WHAT NEEDS TO BE DONE: State how many lines hold the word "composition", with no other words.

-- START WORKING DATA --

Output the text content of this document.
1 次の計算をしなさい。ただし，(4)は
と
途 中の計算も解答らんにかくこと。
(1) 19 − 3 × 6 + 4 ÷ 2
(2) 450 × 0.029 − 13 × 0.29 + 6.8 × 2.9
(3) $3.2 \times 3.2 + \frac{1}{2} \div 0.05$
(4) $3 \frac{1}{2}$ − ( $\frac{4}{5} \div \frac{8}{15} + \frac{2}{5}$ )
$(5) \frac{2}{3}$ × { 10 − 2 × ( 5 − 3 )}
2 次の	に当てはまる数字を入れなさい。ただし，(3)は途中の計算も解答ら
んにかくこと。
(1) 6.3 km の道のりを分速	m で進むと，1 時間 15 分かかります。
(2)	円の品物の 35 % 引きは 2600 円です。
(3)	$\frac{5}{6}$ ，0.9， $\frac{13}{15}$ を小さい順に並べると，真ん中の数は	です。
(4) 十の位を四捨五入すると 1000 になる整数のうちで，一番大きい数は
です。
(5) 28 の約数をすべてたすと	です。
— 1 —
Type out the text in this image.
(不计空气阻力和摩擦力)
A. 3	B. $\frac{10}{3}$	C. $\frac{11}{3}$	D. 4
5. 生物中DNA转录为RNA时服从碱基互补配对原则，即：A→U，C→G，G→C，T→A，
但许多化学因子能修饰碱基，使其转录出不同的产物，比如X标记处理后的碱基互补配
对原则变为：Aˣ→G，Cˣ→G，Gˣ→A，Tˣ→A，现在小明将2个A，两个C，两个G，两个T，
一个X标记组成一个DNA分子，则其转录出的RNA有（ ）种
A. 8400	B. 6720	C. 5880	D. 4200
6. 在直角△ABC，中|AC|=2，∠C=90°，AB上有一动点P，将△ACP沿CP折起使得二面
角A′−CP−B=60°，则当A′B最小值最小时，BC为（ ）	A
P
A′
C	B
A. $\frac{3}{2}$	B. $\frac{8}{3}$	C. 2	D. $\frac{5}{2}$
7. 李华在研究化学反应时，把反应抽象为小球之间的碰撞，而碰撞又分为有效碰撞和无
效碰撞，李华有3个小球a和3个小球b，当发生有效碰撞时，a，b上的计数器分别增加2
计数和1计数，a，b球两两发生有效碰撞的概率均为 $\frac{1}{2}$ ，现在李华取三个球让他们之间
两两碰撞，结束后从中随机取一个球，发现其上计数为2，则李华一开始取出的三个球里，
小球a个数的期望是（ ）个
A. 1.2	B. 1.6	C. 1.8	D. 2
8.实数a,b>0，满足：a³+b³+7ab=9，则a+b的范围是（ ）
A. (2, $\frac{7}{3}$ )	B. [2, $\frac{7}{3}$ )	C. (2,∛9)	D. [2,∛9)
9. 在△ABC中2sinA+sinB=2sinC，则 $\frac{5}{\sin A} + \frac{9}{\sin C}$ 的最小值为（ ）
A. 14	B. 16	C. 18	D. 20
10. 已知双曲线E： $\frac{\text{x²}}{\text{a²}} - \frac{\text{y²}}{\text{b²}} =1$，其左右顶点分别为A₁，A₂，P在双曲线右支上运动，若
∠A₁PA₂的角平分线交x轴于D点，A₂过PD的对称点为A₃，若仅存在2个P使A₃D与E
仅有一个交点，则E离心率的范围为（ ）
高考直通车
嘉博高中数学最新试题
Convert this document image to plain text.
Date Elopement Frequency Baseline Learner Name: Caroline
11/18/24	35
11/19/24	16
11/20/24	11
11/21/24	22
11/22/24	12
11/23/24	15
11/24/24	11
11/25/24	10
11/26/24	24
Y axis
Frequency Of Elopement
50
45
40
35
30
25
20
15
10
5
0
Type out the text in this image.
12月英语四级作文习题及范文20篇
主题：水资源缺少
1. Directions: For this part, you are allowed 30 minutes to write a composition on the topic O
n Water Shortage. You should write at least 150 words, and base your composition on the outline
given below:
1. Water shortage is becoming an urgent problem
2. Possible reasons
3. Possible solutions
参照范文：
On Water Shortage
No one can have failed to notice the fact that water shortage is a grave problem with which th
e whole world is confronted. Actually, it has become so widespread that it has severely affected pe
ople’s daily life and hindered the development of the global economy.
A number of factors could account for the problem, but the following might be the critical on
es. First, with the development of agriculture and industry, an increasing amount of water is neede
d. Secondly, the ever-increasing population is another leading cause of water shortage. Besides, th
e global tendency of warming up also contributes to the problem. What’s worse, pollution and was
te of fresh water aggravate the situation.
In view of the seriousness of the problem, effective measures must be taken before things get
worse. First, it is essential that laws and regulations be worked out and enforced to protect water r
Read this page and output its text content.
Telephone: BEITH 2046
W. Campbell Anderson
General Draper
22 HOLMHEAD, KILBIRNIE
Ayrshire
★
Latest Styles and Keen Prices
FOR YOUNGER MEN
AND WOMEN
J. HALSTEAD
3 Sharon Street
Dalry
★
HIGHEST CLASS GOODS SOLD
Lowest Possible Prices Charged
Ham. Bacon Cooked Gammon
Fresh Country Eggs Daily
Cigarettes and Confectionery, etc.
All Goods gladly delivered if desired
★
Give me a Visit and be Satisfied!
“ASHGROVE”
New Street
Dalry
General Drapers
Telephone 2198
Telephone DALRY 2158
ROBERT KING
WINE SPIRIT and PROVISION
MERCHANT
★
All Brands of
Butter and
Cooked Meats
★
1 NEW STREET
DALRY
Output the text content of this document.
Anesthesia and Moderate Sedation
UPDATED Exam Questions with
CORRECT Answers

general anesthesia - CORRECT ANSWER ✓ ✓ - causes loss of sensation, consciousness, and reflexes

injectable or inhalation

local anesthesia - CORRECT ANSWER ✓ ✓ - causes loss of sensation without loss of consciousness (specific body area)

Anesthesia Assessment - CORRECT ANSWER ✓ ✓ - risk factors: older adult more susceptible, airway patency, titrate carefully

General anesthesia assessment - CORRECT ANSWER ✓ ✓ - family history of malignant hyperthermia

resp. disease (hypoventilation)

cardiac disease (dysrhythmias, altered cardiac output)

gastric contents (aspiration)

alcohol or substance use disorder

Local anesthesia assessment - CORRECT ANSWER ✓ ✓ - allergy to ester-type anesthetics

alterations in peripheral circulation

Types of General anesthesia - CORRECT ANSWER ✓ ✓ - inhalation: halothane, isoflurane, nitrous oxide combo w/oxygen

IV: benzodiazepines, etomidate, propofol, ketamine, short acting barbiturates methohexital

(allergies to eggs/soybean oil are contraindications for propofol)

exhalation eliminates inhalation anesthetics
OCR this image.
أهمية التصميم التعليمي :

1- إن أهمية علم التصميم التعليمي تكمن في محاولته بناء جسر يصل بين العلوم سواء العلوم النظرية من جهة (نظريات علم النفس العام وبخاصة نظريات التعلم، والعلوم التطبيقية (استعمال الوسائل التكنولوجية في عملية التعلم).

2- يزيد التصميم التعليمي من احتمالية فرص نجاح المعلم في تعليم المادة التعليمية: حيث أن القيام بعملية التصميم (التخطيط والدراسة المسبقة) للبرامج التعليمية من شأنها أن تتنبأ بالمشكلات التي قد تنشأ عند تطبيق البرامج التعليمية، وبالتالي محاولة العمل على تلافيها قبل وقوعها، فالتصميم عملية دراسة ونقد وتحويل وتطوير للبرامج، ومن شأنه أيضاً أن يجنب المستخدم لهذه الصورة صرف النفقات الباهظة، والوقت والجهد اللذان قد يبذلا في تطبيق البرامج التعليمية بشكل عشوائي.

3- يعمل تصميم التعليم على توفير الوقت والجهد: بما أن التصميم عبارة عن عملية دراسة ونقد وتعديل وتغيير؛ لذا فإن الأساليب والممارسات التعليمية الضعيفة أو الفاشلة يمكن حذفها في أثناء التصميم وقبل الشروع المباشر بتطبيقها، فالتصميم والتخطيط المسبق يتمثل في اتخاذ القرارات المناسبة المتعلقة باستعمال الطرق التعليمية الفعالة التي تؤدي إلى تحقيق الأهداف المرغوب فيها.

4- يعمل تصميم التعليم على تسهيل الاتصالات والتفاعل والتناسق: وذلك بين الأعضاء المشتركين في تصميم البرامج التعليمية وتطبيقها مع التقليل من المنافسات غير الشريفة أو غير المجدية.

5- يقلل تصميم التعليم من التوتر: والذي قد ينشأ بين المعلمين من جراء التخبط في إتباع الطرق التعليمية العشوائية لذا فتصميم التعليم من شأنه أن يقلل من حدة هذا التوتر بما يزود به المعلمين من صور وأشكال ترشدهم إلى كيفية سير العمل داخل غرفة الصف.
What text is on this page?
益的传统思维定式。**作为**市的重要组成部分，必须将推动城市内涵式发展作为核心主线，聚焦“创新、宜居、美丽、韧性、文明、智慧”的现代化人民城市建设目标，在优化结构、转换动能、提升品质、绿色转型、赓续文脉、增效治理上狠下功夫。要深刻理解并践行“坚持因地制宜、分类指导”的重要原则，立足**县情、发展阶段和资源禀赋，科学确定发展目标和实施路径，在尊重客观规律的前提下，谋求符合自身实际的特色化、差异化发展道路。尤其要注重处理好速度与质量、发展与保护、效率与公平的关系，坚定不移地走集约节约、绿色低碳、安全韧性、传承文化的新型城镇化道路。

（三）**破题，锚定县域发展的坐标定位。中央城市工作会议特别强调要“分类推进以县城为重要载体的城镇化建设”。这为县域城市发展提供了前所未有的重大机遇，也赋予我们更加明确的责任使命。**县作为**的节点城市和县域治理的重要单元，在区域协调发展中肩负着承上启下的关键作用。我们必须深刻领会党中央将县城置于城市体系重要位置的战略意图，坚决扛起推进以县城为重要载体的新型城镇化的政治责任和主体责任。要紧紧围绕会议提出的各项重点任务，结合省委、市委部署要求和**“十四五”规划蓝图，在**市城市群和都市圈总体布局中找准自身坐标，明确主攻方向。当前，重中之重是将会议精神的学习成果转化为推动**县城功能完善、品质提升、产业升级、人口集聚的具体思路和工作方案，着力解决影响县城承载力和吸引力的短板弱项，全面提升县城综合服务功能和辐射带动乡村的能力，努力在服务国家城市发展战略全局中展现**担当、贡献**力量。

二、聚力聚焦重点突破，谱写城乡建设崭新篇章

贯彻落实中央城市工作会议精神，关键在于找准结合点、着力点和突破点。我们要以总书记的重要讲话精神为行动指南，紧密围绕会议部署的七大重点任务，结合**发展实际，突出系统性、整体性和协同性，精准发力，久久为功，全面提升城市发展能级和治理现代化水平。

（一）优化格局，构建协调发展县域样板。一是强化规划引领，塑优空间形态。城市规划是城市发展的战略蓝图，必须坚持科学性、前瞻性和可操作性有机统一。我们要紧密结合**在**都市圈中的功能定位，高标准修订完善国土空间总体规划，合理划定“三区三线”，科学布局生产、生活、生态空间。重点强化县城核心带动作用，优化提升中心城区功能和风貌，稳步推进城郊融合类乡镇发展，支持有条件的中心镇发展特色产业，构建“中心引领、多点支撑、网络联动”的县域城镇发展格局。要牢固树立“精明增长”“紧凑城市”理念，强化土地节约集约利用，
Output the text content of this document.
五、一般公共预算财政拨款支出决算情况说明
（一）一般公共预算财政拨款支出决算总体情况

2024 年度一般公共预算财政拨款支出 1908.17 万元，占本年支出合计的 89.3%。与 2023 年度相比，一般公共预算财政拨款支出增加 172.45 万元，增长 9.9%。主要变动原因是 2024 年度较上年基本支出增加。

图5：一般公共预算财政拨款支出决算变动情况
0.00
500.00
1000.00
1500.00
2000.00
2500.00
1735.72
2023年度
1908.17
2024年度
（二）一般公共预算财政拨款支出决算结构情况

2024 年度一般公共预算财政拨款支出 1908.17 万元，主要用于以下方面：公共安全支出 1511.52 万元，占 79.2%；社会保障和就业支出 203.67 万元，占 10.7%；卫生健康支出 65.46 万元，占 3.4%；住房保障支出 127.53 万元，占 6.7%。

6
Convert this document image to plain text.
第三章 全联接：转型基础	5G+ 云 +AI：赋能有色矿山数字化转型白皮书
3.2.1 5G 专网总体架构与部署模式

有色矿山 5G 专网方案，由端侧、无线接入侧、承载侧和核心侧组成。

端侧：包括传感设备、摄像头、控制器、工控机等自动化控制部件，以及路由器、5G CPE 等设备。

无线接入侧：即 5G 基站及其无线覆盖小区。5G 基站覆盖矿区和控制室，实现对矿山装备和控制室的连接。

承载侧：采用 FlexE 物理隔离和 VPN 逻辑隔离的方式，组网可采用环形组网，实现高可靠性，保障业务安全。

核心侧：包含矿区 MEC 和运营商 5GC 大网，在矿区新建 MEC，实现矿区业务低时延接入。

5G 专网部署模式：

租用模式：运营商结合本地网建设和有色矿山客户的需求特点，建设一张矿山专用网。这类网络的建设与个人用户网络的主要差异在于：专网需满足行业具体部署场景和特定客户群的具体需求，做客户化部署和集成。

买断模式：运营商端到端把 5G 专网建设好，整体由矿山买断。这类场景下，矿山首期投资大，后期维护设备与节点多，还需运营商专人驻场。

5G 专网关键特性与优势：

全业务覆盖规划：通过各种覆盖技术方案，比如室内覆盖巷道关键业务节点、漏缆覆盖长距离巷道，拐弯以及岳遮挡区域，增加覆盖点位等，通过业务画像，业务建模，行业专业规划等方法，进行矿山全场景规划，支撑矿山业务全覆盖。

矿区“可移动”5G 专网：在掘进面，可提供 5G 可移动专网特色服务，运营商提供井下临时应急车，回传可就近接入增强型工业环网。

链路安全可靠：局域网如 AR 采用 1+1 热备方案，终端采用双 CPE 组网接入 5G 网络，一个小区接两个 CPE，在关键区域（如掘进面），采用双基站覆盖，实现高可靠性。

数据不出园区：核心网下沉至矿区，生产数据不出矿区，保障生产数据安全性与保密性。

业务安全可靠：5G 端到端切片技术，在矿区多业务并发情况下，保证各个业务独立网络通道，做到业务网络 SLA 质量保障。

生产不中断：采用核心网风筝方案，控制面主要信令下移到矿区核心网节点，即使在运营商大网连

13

-- END WORKING DATA --

SOLUTION FOR THIS TASK: 2